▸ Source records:

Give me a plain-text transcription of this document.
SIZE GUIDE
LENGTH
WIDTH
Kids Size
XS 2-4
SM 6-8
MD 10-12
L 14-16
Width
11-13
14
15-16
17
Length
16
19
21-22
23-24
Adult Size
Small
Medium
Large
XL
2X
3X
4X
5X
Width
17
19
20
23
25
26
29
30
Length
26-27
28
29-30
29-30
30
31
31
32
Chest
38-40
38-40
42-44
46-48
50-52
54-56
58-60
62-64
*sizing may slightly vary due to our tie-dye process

▸ Written exercise:
Write out all of the records once more, exactly.

▸ Problem solution:
Give me a plain-text transcription of this document.
SIZE GUIDE
LENGTH
WIDTH
Kids Size
XS 2-4
SM 6-8
MD 10-12
L 14-16
Width
11-13
14
15-16
17
Length
16
19
21-22
23-24
Adult Size
Small
Medium
Large
XL
2X
3X
4X
5X
Width
17
19
20
23
25
26
29
30
Length
26-27
28
29-30
29-30
30
31
31
32
Chest
38-40
38-40
42-44
46-48
50-52
54-56
58-60
62-64
*sizing may slightly vary due to our tie-dye process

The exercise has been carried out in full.